Copy the listing below line for line, keeping every character unchanged.

_Records excerpted from a collection_:
◇ ◇ ◇ ◇ ◇ ◇ ◇

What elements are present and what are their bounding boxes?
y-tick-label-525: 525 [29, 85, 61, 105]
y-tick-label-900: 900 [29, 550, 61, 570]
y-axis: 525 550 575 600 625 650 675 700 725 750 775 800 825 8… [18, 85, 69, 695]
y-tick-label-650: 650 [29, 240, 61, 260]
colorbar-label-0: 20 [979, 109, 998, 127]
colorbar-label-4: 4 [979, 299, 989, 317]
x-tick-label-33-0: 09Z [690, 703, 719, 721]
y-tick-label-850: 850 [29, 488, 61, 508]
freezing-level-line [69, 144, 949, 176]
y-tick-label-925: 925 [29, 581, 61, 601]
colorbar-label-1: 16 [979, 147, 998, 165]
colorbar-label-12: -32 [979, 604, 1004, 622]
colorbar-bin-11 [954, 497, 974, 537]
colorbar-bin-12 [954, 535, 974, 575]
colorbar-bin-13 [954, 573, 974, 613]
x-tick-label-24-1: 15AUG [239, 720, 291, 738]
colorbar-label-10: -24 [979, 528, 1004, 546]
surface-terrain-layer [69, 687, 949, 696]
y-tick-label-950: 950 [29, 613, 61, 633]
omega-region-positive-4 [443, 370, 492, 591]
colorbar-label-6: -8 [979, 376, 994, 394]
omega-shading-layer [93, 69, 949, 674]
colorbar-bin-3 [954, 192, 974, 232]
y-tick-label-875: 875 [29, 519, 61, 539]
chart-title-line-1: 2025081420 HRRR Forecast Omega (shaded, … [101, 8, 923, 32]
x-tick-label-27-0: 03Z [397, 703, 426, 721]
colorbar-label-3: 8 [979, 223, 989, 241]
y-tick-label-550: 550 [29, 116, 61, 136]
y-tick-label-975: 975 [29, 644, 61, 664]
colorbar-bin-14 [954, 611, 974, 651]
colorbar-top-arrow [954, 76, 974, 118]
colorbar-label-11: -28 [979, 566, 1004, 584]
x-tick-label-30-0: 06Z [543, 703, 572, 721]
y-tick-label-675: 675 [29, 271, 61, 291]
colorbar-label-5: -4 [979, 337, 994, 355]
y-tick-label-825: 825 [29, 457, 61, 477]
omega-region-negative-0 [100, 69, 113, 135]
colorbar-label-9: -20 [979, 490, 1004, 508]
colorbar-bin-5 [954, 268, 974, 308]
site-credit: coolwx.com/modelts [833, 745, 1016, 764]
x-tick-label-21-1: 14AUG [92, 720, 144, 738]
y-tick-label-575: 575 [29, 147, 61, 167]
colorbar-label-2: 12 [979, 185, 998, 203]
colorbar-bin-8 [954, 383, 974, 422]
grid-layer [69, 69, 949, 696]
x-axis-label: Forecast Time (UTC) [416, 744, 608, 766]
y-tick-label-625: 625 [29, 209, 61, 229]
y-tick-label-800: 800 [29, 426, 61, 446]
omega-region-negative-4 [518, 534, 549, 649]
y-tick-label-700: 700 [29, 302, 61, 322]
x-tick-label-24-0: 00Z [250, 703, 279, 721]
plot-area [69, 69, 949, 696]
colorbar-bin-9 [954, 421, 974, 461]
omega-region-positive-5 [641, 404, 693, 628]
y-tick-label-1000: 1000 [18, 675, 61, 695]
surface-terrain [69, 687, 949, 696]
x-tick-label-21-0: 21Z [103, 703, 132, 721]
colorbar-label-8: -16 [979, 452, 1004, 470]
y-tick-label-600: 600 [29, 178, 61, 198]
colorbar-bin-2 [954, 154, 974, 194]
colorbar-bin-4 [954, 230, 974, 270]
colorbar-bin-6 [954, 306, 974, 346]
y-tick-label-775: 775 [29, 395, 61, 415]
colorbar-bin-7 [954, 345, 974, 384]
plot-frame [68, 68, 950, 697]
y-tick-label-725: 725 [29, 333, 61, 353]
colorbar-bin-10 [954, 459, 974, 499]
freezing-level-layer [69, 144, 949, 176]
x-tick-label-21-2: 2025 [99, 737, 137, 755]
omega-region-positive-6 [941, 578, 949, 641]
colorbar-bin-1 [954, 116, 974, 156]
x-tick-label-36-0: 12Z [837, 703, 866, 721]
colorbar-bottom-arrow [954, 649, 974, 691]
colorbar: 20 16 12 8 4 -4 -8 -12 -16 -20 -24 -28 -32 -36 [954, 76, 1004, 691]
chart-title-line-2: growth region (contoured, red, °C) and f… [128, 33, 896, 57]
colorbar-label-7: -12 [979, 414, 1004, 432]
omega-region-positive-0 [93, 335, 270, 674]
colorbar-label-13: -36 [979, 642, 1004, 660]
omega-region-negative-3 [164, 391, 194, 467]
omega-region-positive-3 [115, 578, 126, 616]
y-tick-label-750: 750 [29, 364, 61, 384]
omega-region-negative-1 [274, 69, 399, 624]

◇ ◇ ◇ ◇ ◇ ◇ ◇

_Full solution_:
What elements are present and what are their bounding boxes?
y-tick-label-525: 525 [29, 85, 61, 105]
y-tick-label-900: 900 [29, 550, 61, 570]
y-axis: 525 550 575 600 625 650 675 700 725 750 775 800 825 8… [18, 85, 69, 695]
y-tick-label-650: 650 [29, 240, 61, 260]
colorbar-label-0: 20 [979, 109, 998, 127]
colorbar-label-4: 4 [979, 299, 989, 317]
x-tick-label-33-0: 09Z [690, 703, 719, 721]
y-tick-label-850: 850 [29, 488, 61, 508]
freezing-level-line [69, 144, 949, 176]
y-tick-label-925: 925 [29, 581, 61, 601]
colorbar-label-1: 16 [979, 147, 998, 165]
colorbar-label-12: -32 [979, 604, 1004, 622]
colorbar-bin-11 [954, 497, 974, 537]
colorbar-bin-12 [954, 535, 974, 575]
colorbar-bin-13 [954, 573, 974, 613]
x-tick-label-24-1: 15AUG [239, 720, 291, 738]
colorbar-label-10: -24 [979, 528, 1004, 546]
surface-terrain-layer [69, 687, 949, 696]
y-tick-label-950: 950 [29, 613, 61, 633]
omega-region-positive-4 [443, 370, 492, 591]
colorbar-label-6: -8 [979, 376, 994, 394]
omega-shading-layer [93, 69, 949, 674]
colorbar-bin-3 [954, 192, 974, 232]
y-tick-label-875: 875 [29, 519, 61, 539]
chart-title-line-1: 2025081420 HRRR Forecast Omega (shaded, … [101, 8, 923, 32]
x-tick-label-27-0: 03Z [397, 703, 426, 721]
colorbar-label-3: 8 [979, 223, 989, 241]
y-tick-label-550: 550 [29, 116, 61, 136]
y-tick-label-975: 975 [29, 644, 61, 664]
colorbar-bin-14 [954, 611, 974, 651]
colorbar-top-arrow [954, 76, 974, 118]
colorbar-label-11: -28 [979, 566, 1004, 584]
x-tick-label-30-0: 06Z [543, 703, 572, 721]
y-tick-label-675: 675 [29, 271, 61, 291]
colorbar-label-5: -4 [979, 337, 994, 355]
y-tick-label-825: 825 [29, 457, 61, 477]
omega-region-negative-0 [100, 69, 113, 135]
colorbar-label-9: -20 [979, 490, 1004, 508]
colorbar-bin-5 [954, 268, 974, 308]
site-credit: coolwx.com/modelts [833, 745, 1016, 764]
x-tick-label-21-1: 14AUG [92, 720, 144, 738]
y-tick-label-575: 575 [29, 147, 61, 167]
colorbar-label-2: 12 [979, 185, 998, 203]
colorbar-bin-8 [954, 383, 974, 422]
grid-layer [69, 69, 949, 696]
x-axis-label: Forecast Time (UTC) [416, 744, 608, 766]
y-tick-label-625: 625 [29, 209, 61, 229]
y-tick-label-800: 800 [29, 426, 61, 446]
omega-region-negative-4 [518, 534, 549, 649]
y-tick-label-700: 700 [29, 302, 61, 322]
x-tick-label-24-0: 00Z [250, 703, 279, 721]
plot-area [69, 69, 949, 696]
colorbar-bin-9 [954, 421, 974, 461]
omega-region-positive-5 [641, 404, 693, 628]
y-tick-label-1000: 1000 [18, 675, 61, 695]
surface-terrain [69, 687, 949, 696]
x-tick-label-21-0: 21Z [103, 703, 132, 721]
colorbar-label-8: -16 [979, 452, 1004, 470]
y-tick-label-600: 600 [29, 178, 61, 198]
colorbar-bin-2 [954, 154, 974, 194]
colorbar-bin-4 [954, 230, 974, 270]
colorbar-bin-6 [954, 306, 974, 346]
y-tick-label-775: 775 [29, 395, 61, 415]
colorbar-bin-7 [954, 345, 974, 384]
plot-frame [68, 68, 950, 697]
y-tick-label-725: 725 [29, 333, 61, 353]
colorbar-bin-10 [954, 459, 974, 499]
freezing-level-layer [69, 144, 949, 176]
x-tick-label-21-2: 2025 [99, 737, 137, 755]
omega-region-positive-6 [941, 578, 949, 641]
colorbar-bin-1 [954, 116, 974, 156]
x-tick-label-36-0: 12Z [837, 703, 866, 721]
colorbar-bottom-arrow [954, 649, 974, 691]
colorbar: 20 16 12 8 4 -4 -8 -12 -16 -20 -24 -28 -32 -36 [954, 76, 1004, 691]
chart-title-line-2: growth region (contoured, red, °C) and f… [128, 33, 896, 57]
colorbar-label-7: -12 [979, 414, 1004, 432]
omega-region-positive-0 [93, 335, 270, 674]
colorbar-label-13: -36 [979, 642, 1004, 660]
omega-region-negative-3 [164, 391, 194, 467]
omega-region-positive-3 [115, 578, 126, 616]
y-tick-label-750: 750 [29, 364, 61, 384]
omega-region-negative-1 [274, 69, 399, 624]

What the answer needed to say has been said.